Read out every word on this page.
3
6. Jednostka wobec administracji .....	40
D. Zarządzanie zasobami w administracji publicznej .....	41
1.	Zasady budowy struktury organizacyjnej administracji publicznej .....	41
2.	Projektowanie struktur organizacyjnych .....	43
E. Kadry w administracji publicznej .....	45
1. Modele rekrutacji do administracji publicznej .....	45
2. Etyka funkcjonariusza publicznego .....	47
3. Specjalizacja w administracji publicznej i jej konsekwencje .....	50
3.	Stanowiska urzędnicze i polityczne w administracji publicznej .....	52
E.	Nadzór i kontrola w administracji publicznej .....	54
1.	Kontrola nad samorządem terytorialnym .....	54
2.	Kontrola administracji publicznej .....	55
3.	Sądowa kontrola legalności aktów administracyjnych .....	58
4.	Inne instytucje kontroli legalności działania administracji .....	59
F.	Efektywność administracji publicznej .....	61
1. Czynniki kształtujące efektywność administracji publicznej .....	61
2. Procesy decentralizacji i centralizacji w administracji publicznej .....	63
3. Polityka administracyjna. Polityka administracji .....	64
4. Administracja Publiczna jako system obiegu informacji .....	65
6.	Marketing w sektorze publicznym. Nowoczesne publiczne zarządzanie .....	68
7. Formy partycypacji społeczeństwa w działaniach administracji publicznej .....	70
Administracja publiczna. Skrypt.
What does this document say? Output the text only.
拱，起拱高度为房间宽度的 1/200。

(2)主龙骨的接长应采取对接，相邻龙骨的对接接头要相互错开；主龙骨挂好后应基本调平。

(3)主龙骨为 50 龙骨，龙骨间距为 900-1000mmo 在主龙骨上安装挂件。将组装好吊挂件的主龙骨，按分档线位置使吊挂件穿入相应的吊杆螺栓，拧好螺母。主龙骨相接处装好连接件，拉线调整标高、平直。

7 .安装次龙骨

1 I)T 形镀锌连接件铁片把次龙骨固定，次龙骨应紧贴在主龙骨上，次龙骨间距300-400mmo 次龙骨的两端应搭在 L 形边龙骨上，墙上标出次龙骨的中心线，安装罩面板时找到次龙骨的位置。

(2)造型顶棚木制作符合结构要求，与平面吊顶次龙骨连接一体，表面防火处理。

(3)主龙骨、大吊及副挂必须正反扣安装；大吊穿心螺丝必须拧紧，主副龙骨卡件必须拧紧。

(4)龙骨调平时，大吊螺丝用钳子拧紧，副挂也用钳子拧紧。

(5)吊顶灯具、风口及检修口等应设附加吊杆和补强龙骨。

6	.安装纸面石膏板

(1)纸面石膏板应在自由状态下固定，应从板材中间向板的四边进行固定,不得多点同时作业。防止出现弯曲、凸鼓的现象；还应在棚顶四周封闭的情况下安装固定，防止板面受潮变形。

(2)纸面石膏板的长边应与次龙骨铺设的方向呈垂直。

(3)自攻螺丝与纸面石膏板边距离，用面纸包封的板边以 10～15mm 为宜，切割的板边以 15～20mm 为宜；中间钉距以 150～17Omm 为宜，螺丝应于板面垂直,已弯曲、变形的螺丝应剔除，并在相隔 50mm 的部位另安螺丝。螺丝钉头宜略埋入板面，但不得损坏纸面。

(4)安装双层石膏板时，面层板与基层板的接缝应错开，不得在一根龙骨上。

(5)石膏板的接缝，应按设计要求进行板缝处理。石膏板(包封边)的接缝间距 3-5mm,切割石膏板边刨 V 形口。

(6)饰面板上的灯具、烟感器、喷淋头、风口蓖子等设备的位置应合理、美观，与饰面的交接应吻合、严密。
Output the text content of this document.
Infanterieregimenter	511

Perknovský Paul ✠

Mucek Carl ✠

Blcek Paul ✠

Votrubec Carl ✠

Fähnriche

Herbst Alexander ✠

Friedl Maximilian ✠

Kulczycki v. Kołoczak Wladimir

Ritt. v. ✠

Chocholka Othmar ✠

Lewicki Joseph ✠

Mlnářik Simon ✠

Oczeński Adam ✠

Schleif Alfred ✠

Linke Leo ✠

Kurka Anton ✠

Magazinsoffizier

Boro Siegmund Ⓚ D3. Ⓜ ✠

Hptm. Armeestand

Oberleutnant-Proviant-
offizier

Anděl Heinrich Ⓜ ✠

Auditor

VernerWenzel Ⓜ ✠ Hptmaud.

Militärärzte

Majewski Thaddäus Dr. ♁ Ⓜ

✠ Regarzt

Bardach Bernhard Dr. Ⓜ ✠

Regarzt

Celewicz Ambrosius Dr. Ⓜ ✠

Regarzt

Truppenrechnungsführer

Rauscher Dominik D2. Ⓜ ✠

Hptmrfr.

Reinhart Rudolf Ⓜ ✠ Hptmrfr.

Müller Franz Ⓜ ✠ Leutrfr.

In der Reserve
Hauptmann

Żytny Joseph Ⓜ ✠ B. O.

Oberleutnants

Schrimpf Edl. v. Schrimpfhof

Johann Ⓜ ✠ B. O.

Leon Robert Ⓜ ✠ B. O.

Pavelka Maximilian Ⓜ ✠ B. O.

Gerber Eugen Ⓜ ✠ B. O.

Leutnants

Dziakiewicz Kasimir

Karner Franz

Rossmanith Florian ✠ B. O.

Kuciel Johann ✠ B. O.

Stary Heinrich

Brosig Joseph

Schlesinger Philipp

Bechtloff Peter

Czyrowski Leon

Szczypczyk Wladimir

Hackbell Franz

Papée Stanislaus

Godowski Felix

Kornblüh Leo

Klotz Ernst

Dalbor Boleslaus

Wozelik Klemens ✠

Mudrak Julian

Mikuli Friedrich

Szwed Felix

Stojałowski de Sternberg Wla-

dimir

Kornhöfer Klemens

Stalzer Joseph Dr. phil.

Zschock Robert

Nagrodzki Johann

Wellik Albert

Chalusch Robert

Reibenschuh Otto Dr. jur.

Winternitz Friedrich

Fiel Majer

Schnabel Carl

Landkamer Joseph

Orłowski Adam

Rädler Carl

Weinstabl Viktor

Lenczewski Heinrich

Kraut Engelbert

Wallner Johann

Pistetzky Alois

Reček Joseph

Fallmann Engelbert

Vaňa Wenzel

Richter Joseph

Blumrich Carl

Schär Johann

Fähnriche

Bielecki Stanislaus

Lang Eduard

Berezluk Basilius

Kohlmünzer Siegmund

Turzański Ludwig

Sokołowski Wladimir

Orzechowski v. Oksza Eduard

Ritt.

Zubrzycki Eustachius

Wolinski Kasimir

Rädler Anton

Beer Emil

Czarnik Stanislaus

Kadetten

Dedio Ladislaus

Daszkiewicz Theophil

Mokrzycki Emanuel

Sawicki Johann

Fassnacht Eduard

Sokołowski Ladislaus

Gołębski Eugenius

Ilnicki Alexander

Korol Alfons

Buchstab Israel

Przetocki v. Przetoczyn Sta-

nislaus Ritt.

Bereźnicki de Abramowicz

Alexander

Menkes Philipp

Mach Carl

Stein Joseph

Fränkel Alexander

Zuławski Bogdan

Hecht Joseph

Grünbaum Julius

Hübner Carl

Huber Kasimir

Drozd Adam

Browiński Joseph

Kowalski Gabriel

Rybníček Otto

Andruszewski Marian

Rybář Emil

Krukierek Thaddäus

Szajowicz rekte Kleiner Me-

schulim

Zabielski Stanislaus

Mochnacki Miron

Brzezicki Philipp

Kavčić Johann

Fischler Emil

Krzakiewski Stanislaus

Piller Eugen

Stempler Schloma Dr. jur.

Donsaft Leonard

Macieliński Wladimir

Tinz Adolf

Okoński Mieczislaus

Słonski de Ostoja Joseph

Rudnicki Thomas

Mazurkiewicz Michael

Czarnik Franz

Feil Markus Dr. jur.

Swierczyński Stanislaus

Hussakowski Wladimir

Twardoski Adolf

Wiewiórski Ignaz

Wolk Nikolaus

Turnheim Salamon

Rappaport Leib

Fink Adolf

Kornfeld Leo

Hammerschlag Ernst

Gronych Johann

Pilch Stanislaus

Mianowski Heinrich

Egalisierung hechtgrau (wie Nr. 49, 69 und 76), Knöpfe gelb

§ §

Request: Review the material and copy each line in which the word "Alexander" appears.

Result of this task:
Herbst Alexander ✠
Ilnicki Alexander
Alexander
Fränkel Alexander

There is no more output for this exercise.